# WHAT THE TASK ASKS
Output the data that follows exactly, line for line.
====
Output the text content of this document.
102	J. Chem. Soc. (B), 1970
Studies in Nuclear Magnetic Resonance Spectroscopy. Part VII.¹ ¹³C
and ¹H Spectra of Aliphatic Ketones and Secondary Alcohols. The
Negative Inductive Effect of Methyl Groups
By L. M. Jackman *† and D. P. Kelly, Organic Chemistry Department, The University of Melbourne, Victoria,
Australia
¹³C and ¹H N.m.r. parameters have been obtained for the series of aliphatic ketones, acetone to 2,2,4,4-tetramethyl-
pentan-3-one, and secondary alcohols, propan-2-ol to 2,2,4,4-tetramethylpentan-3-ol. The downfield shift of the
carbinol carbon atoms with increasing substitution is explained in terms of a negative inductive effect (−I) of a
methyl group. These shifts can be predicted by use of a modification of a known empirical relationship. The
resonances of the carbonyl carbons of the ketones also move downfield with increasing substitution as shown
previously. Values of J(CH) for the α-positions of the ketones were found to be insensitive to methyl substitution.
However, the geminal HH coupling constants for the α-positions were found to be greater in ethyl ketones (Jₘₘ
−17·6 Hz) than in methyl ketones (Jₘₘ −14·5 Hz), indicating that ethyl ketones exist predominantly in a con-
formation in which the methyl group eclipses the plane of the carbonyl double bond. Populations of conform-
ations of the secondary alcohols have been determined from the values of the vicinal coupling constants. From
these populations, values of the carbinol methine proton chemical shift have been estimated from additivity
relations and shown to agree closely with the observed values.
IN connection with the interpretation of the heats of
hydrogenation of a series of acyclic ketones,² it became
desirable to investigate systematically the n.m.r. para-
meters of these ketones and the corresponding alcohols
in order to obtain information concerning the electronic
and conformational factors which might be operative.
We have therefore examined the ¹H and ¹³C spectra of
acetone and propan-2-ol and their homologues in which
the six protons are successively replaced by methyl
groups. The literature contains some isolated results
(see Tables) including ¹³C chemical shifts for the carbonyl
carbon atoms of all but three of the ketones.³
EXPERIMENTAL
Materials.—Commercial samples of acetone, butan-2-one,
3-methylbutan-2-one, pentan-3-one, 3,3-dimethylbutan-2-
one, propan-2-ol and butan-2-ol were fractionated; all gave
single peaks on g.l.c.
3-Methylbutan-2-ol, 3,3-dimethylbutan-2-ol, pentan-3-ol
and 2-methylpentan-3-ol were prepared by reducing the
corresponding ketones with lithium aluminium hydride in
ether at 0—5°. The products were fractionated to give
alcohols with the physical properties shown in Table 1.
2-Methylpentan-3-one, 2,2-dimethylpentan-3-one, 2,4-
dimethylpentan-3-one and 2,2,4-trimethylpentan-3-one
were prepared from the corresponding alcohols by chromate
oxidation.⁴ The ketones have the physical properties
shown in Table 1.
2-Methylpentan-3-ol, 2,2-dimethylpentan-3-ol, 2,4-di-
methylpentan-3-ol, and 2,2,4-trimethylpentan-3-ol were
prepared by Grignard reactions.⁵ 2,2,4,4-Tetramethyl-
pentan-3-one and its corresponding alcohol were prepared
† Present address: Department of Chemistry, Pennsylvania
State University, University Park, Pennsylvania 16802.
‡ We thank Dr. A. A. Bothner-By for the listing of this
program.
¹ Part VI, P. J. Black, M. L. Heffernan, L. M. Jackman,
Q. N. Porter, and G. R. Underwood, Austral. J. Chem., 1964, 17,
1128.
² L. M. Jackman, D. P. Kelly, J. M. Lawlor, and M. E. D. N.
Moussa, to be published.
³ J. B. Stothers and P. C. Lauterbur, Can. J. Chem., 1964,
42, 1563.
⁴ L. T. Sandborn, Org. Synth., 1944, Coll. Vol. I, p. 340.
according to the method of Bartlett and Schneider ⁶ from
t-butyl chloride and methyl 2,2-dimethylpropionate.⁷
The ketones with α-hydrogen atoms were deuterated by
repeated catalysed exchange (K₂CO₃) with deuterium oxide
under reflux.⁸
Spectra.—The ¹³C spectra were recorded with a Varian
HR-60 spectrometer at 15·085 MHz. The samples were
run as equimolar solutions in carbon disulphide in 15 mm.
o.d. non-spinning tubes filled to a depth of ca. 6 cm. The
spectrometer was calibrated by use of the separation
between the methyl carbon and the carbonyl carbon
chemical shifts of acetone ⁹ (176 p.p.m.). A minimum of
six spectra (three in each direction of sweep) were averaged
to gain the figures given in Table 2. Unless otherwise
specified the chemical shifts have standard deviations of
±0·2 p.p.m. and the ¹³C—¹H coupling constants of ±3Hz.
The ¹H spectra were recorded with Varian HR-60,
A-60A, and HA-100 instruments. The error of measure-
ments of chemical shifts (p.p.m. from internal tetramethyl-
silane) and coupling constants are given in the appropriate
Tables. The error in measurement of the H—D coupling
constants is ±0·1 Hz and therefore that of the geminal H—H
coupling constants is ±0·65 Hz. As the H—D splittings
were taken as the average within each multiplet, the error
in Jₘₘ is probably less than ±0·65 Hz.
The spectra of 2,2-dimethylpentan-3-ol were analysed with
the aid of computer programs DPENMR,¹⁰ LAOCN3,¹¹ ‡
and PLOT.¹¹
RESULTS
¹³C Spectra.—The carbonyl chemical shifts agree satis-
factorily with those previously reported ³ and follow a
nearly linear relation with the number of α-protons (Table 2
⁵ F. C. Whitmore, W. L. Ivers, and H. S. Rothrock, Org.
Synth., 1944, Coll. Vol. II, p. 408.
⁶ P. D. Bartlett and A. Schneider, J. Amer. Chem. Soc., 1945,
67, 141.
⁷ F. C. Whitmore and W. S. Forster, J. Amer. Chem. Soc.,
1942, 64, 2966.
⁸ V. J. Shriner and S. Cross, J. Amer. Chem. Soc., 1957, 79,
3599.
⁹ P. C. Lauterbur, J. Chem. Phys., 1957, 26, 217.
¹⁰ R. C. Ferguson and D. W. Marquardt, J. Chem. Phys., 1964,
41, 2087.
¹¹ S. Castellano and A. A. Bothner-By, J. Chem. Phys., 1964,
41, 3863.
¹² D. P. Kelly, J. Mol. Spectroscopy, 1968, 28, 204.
====
# OUTPUT FOR THIS EXERCISE
Output the text content of this document.
102	J. Chem. Soc. (B), 1970
Studies in Nuclear Magnetic Resonance Spectroscopy. Part VII.¹ ¹³C
and ¹H Spectra of Aliphatic Ketones and Secondary Alcohols. The
Negative Inductive Effect of Methyl Groups
By L. M. Jackman *† and D. P. Kelly, Organic Chemistry Department, The University of Melbourne, Victoria,
Australia
¹³C and ¹H N.m.r. parameters have been obtained for the series of aliphatic ketones, acetone to 2,2,4,4-tetramethyl-
pentan-3-one, and secondary alcohols, propan-2-ol to 2,2,4,4-tetramethylpentan-3-ol. The downfield shift of the
carbinol carbon atoms with increasing substitution is explained in terms of a negative inductive effect (−I) of a
methyl group. These shifts can be predicted by use of a modification of a known empirical relationship. The
resonances of the carbonyl carbons of the ketones also move downfield with increasing substitution as shown
previously. Values of J(CH) for the α-positions of the ketones were found to be insensitive to methyl substitution.
However, the geminal HH coupling constants for the α-positions were found to be greater in ethyl ketones (Jₘₘ
−17·6 Hz) than in methyl ketones (Jₘₘ −14·5 Hz), indicating that ethyl ketones exist predominantly in a con-
formation in which the methyl group eclipses the plane of the carbonyl double bond. Populations of conform-
ations of the secondary alcohols have been determined from the values of the vicinal coupling constants. From
these populations, values of the carbinol methine proton chemical shift have been estimated from additivity
relations and shown to agree closely with the observed values.
IN connection with the interpretation of the heats of
hydrogenation of a series of acyclic ketones,² it became
desirable to investigate systematically the n.m.r. para-
meters of these ketones and the corresponding alcohols
in order to obtain information concerning the electronic
and conformational factors which might be operative.
We have therefore examined the ¹H and ¹³C spectra of
acetone and propan-2-ol and their homologues in which
the six protons are successively replaced by methyl
groups. The literature contains some isolated results
(see Tables) including ¹³C chemical shifts for the carbonyl
carbon atoms of all but three of the ketones.³
EXPERIMENTAL
Materials.—Commercial samples of acetone, butan-2-one,
3-methylbutan-2-one, pentan-3-one, 3,3-dimethylbutan-2-
one, propan-2-ol and butan-2-ol were fractionated; all gave
single peaks on g.l.c.
3-Methylbutan-2-ol, 3,3-dimethylbutan-2-ol, pentan-3-ol
and 2-methylpentan-3-ol were prepared by reducing the
corresponding ketones with lithium aluminium hydride in
ether at 0—5°. The products were fractionated to give
alcohols with the physical properties shown in Table 1.
2-Methylpentan-3-one, 2,2-dimethylpentan-3-one, 2,4-
dimethylpentan-3-one and 2,2,4-trimethylpentan-3-one
were prepared from the corresponding alcohols by chromate
oxidation.⁴ The ketones have the physical properties
shown in Table 1.
2-Methylpentan-3-ol, 2,2-dimethylpentan-3-ol, 2,4-di-
methylpentan-3-ol, and 2,2,4-trimethylpentan-3-ol were
prepared by Grignard reactions.⁵ 2,2,4,4-Tetramethyl-
pentan-3-one and its corresponding alcohol were prepared
† Present address: Department of Chemistry, Pennsylvania
State University, University Park, Pennsylvania 16802.
‡ We thank Dr. A. A. Bothner-By for the listing of this
program.
¹ Part VI, P. J. Black, M. L. Heffernan, L. M. Jackman,
Q. N. Porter, and G. R. Underwood, Austral. J. Chem., 1964, 17,
1128.
² L. M. Jackman, D. P. Kelly, J. M. Lawlor, and M. E. D. N.
Moussa, to be published.
³ J. B. Stothers and P. C. Lauterbur, Can. J. Chem., 1964,
42, 1563.
⁴ L. T. Sandborn, Org. Synth., 1944, Coll. Vol. I, p. 340.
according to the method of Bartlett and Schneider ⁶ from
t-butyl chloride and methyl 2,2-dimethylpropionate.⁷
The ketones with α-hydrogen atoms were deuterated by
repeated catalysed exchange (K₂CO₃) with deuterium oxide
under reflux.⁸
Spectra.—The ¹³C spectra were recorded with a Varian
HR-60 spectrometer at 15·085 MHz. The samples were
run as equimolar solutions in carbon disulphide in 15 mm.
o.d. non-spinning tubes filled to a depth of ca. 6 cm. The
spectrometer was calibrated by use of the separation
between the methyl carbon and the carbonyl carbon
chemical shifts of acetone ⁹ (176 p.p.m.). A minimum of
six spectra (three in each direction of sweep) were averaged
to gain the figures given in Table 2. Unless otherwise
specified the chemical shifts have standard deviations of
±0·2 p.p.m. and the ¹³C—¹H coupling constants of ±3Hz.
The ¹H spectra were recorded with Varian HR-60,
A-60A, and HA-100 instruments. The error of measure-
ments of chemical shifts (p.p.m. from internal tetramethyl-
silane) and coupling constants are given in the appropriate
Tables. The error in measurement of the H—D coupling
constants is ±0·1 Hz and therefore that of the geminal H—H
coupling constants is ±0·65 Hz. As the H—D splittings
were taken as the average within each multiplet, the error
in Jₘₘ is probably less than ±0·65 Hz.
The spectra of 2,2-dimethylpentan-3-ol were analysed with
the aid of computer programs DPENMR,¹⁰ LAOCN3,¹¹ ‡
and PLOT.¹¹
RESULTS
¹³C Spectra.—The carbonyl chemical shifts agree satis-
factorily with those previously reported ³ and follow a
nearly linear relation with the number of α-protons (Table 2
⁵ F. C. Whitmore, W. L. Ivers, and H. S. Rothrock, Org.
Synth., 1944, Coll. Vol. II, p. 408.
⁶ P. D. Bartlett and A. Schneider, J. Amer. Chem. Soc., 1945,
67, 141.
⁷ F. C. Whitmore and W. S. Forster, J. Amer. Chem. Soc.,
1942, 64, 2966.
⁸ V. J. Shriner and S. Cross, J. Amer. Chem. Soc., 1957, 79,
3599.
⁹ P. C. Lauterbur, J. Chem. Phys., 1957, 26, 217.
¹⁰ R. C. Ferguson and D. W. Marquardt, J. Chem. Phys., 1964,
41, 2087.
¹¹ S. Castellano and A. A. Bothner-By, J. Chem. Phys., 1964,
41, 3863.
¹² D. P. Kelly, J. Mol. Spectroscopy, 1968, 28, 204.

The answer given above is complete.